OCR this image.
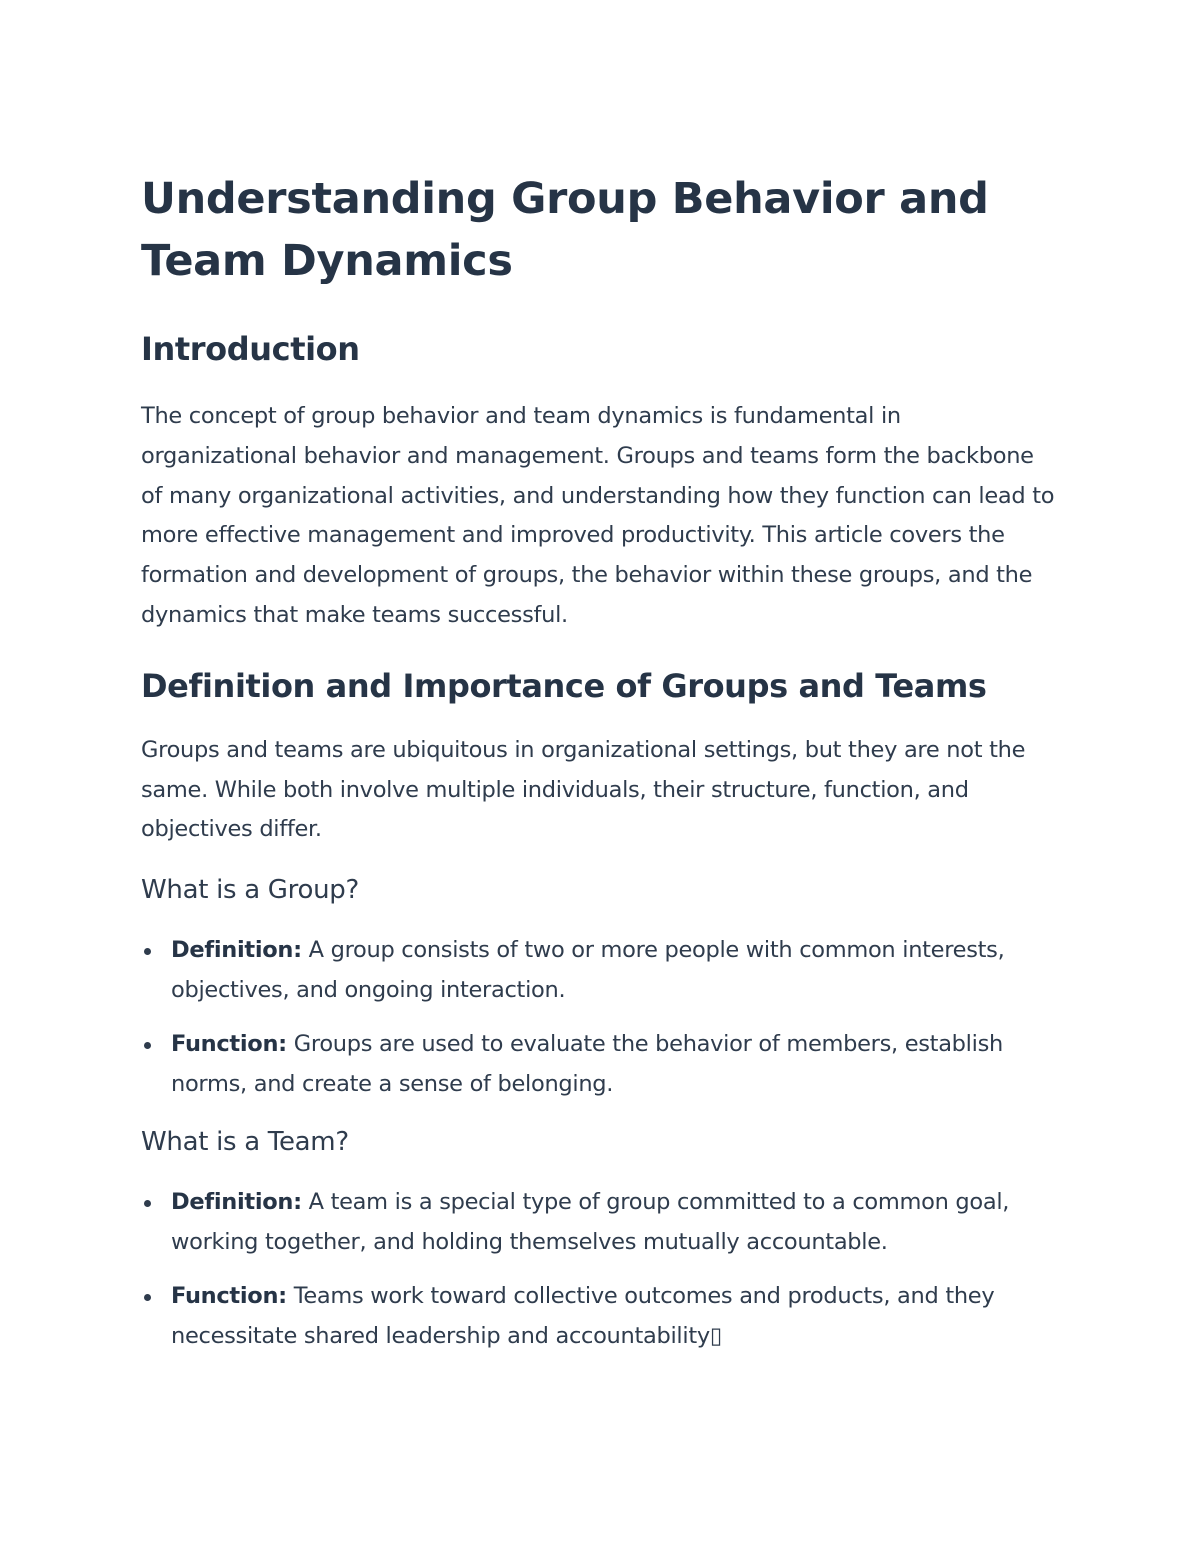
Understanding Group Behavior and Team Dynamics
Introduction

The concept of group behavior and team dynamics is fundamental in organizational behavior and management. Groups and teams form the backbone of many organizational activities, and understanding how they function can lead to more effective management and improved productivity. This article covers the formation and development of groups, the behavior within these groups, and the dynamics that make teams successful.

Definition and Importance of Groups and Teams

Groups and teams are ubiquitous in organizational settings, but they are not the same. While both involve multiple individuals, their structure, function, and objectives differ.

What is a Group?
Definition: A group consists of two or more people with common interests, objectives, and ongoing interaction.
Function: Groups are used to evaluate the behavior of members, establish norms, and create a sense of belonging.
What is a Team?
Definition: A team is a special type of group committed to a common goal, working together, and holding themselves mutually accountable.
Function: Teams work toward collective outcomes and products, and they necessitate shared leadership and accountability▯
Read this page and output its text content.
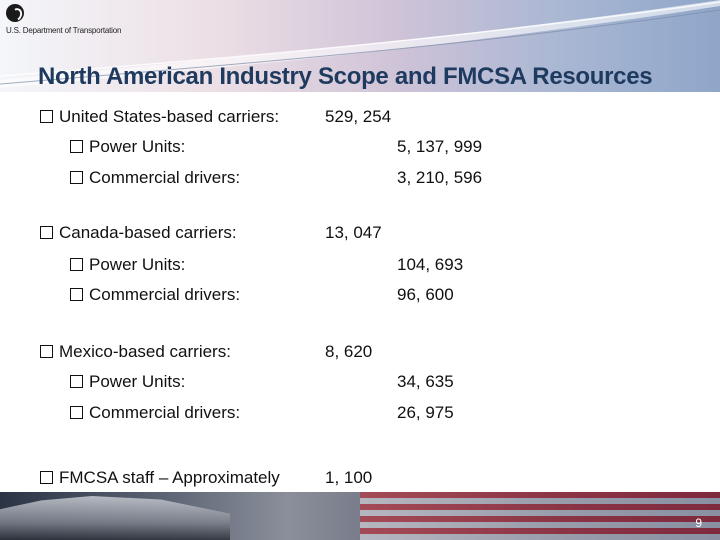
U.S. Department of Transportation
North American Industry Scope and FMCSA Resources
United States-based carriers:	529, 254
Power Units:	5, 137, 999
Commercial drivers:	3, 210, 596
Canada-based carriers:	13, 047
Power Units:	104, 693
Commercial drivers:	96, 600
Mexico-based carriers:	8, 620
Power Units:	34, 635
Commercial drivers:	26, 975
FMCSA staff – Approximately	1, 100
9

## Short exercise
Using the material above, report each line where "Groups" occurs.

## Exercise response
The concept of group behavior and team dynamics is fundamental in organizational behavior and management. Groups and teams form the backbone of many organizational activities, and understanding how they function can lead to more effective management and improved productivity. This article covers the formation and development of groups, the behavior within these groups, and the dynamics that make teams successful.
Definition and Importance of Groups and Teams
Groups and teams are ubiquitous in organizational settings, but they are not the same. While both involve multiple individuals, their structure, function, and objectives differ.
Function: Groups are used to evaluate the behavior of members, establish norms, and create a sense of belonging.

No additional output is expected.